Count lines holding the word "欧洲西部". Only the number is wanted.
** start of EXERCISE MATERIALS **
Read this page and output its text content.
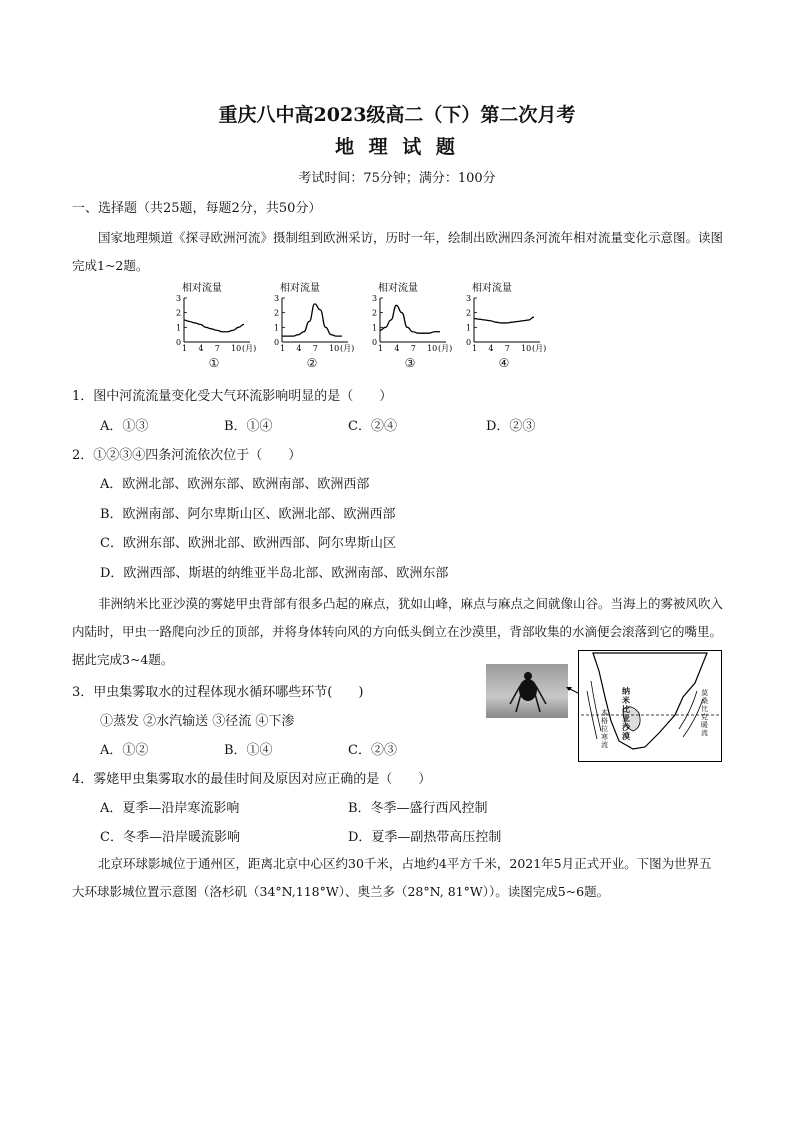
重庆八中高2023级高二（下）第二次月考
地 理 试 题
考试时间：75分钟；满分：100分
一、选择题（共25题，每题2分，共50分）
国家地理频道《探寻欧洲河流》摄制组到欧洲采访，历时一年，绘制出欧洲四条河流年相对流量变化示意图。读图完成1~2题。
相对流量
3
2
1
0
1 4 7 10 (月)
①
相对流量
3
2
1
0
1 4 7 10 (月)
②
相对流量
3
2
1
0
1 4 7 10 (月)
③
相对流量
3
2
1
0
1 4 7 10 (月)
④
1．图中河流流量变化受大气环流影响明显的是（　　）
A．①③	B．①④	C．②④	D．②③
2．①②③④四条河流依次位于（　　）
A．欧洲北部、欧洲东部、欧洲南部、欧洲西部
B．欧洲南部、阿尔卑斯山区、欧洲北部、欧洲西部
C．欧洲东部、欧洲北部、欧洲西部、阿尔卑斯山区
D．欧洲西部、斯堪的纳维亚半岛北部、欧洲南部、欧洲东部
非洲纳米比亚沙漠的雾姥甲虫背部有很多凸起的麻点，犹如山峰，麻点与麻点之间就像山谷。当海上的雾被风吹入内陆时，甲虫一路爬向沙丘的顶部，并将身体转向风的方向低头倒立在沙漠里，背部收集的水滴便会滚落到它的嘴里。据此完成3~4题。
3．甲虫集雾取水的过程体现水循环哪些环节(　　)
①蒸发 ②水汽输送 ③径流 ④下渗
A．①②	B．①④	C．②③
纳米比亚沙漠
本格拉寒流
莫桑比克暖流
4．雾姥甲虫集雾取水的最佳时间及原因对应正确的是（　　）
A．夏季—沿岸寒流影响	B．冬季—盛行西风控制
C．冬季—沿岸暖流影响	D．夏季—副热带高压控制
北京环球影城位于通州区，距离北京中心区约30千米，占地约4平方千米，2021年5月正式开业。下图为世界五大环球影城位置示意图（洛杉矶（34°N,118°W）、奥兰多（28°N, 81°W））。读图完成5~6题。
** end of EXERCISE MATERIALS **
### [ANSWER TO THE TASK]
4